GIVEN INSTRUCTION
Transcribe the full listing below exactly.

----- DATA IN THIS EXERCISE -----

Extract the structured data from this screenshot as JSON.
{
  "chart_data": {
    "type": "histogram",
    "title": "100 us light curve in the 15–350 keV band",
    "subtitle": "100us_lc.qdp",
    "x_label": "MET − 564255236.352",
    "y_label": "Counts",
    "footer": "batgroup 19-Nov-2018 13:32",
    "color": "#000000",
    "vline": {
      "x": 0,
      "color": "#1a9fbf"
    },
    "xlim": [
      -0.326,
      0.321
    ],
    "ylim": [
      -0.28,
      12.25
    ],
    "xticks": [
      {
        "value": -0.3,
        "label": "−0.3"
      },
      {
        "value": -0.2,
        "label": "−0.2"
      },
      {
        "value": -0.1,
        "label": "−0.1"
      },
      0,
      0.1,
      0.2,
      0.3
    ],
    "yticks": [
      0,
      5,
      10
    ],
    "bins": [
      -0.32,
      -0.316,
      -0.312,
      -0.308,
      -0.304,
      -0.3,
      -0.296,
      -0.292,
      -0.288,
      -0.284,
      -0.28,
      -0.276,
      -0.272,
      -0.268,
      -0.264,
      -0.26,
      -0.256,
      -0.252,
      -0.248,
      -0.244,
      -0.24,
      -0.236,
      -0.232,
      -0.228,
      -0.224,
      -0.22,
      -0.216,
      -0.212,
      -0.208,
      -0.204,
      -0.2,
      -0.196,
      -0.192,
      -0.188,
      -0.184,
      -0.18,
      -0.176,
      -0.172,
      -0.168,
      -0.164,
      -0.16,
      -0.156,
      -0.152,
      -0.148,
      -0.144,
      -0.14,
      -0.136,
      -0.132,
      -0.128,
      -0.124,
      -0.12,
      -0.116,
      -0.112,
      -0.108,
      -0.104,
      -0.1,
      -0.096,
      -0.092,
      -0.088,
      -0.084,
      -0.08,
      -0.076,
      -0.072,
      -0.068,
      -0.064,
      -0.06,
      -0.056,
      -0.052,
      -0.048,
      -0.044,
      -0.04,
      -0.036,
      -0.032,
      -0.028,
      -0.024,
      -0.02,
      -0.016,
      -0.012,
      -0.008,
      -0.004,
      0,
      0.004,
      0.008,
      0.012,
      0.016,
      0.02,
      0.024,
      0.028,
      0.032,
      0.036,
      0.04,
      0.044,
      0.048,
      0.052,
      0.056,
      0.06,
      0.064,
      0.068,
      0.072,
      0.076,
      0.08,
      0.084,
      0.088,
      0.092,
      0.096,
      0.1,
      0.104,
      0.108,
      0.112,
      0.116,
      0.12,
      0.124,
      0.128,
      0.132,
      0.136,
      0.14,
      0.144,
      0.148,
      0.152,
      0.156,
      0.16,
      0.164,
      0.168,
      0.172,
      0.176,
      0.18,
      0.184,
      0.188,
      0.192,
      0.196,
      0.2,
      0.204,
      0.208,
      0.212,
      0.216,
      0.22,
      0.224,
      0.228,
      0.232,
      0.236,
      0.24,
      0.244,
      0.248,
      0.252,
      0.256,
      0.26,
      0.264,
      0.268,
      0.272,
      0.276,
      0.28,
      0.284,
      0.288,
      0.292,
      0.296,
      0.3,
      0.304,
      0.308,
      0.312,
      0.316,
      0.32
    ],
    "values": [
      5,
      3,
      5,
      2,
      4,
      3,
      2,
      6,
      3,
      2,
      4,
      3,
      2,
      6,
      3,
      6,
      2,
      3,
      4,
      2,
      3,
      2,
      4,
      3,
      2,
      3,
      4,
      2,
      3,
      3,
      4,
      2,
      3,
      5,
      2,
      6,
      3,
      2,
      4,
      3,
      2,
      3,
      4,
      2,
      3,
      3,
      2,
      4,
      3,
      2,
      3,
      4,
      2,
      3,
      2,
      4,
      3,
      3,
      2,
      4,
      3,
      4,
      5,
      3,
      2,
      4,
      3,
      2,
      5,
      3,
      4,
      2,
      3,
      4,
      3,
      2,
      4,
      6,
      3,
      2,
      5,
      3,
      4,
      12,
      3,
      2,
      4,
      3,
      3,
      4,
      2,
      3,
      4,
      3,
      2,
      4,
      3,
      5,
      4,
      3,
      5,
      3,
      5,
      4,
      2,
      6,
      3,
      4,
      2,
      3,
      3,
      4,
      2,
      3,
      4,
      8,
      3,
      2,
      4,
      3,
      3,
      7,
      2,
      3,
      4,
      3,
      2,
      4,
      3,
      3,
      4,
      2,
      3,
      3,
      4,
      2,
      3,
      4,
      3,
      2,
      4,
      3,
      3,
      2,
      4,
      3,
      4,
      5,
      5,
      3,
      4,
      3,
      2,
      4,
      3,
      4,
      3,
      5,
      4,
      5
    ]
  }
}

-----

TASK ANSWER
Extract the structured data from this screenshot as JSON.
{
  "chart_data": {
    "type": "histogram",
    "title": "100 us light curve in the 15–350 keV band",
    "subtitle": "100us_lc.qdp",
    "x_label": "MET − 564255236.352",
    "y_label": "Counts",
    "footer": "batgroup 19-Nov-2018 13:32",
    "color": "#000000",
    "vline": {
      "x": 0,
      "color": "#1a9fbf"
    },
    "xlim": [
      -0.326,
      0.321
    ],
    "ylim": [
      -0.28,
      12.25
    ],
    "xticks": [
      {
        "value": -0.3,
        "label": "−0.3"
      },
      {
        "value": -0.2,
        "label": "−0.2"
      },
      {
        "value": -0.1,
        "label": "−0.1"
      },
      0,
      0.1,
      0.2,
      0.3
    ],
    "yticks": [
      0,
      5,
      10
    ],
    "bins": [
      -0.32,
      -0.316,
      -0.312,
      -0.308,
      -0.304,
      -0.3,
      -0.296,
      -0.292,
      -0.288,
      -0.284,
      -0.28,
      -0.276,
      -0.272,
      -0.268,
      -0.264,
      -0.26,
      -0.256,
      -0.252,
      -0.248,
      -0.244,
      -0.24,
      -0.236,
      -0.232,
      -0.228,
      -0.224,
      -0.22,
      -0.216,
      -0.212,
      -0.208,
      -0.204,
      -0.2,
      -0.196,
      -0.192,
      -0.188,
      -0.184,
      -0.18,
      -0.176,
      -0.172,
      -0.168,
      -0.164,
      -0.16,
      -0.156,
      -0.152,
      -0.148,
      -0.144,
      -0.14,
      -0.136,
      -0.132,
      -0.128,
      -0.124,
      -0.12,
      -0.116,
      -0.112,
      -0.108,
      -0.104,
      -0.1,
      -0.096,
      -0.092,
      -0.088,
      -0.084,
      -0.08,
      -0.076,
      -0.072,
      -0.068,
      -0.064,
      -0.06,
      -0.056,
      -0.052,
      -0.048,
      -0.044,
      -0.04,
      -0.036,
      -0.032,
      -0.028,
      -0.024,
      -0.02,
      -0.016,
      -0.012,
      -0.008,
      -0.004,
      0,
      0.004,
      0.008,
      0.012,
      0.016,
      0.02,
      0.024,
      0.028,
      0.032,
      0.036,
      0.04,
      0.044,
      0.048,
      0.052,
      0.056,
      0.06,
      0.064,
      0.068,
      0.072,
      0.076,
      0.08,
      0.084,
      0.088,
      0.092,
      0.096,
      0.1,
      0.104,
      0.108,
      0.112,
      0.116,
      0.12,
      0.124,
      0.128,
      0.132,
      0.136,
      0.14,
      0.144,
      0.148,
      0.152,
      0.156,
      0.16,
      0.164,
      0.168,
      0.172,
      0.176,
      0.18,
      0.184,
      0.188,
      0.192,
      0.196,
      0.2,
      0.204,
      0.208,
      0.212,
      0.216,
      0.22,
      0.224,
      0.228,
      0.232,
      0.236,
      0.24,
      0.244,
      0.248,
      0.252,
      0.256,
      0.26,
      0.264,
      0.268,
      0.272,
      0.276,
      0.28,
      0.284,
      0.288,
      0.292,
      0.296,
      0.3,
      0.304,
      0.308,
      0.312,
      0.316,
      0.32
    ],
    "values": [
      5,
      3,
      5,
      2,
      4,
      3,
      2,
      6,
      3,
      2,
      4,
      3,
      2,
      6,
      3,
      6,
      2,
      3,
      4,
      2,
      3,
      2,
      4,
      3,
      2,
      3,
      4,
      2,
      3,
      3,
      4,
      2,
      3,
      5,
      2,
      6,
      3,
      2,
      4,
      3,
      2,
      3,
      4,
      2,
      3,
      3,
      2,
      4,
      3,
      2,
      3,
      4,
      2,
      3,
      2,
      4,
      3,
      3,
      2,
      4,
      3,
      4,
      5,
      3,
      2,
      4,
      3,
      2,
      5,
      3,
      4,
      2,
      3,
      4,
      3,
      2,
      4,
      6,
      3,
      2,
      5,
      3,
      4,
      12,
      3,
      2,
      4,
      3,
      3,
      4,
      2,
      3,
      4,
      3,
      2,
      4,
      3,
      5,
      4,
      3,
      5,
      3,
      5,
      4,
      2,
      6,
      3,
      4,
      2,
      3,
      3,
      4,
      2,
      3,
      4,
      8,
      3,
      2,
      4,
      3,
      3,
      7,
      2,
      3,
      4,
      3,
      2,
      4,
      3,
      3,
      4,
      2,
      3,
      3,
      4,
      2,
      3,
      4,
      3,
      2,
      4,
      3,
      3,
      2,
      4,
      3,
      4,
      5,
      5,
      3,
      4,
      3,
      2,
      4,
      3,
      4,
      3,
      5,
      4,
      5
    ]
  }
}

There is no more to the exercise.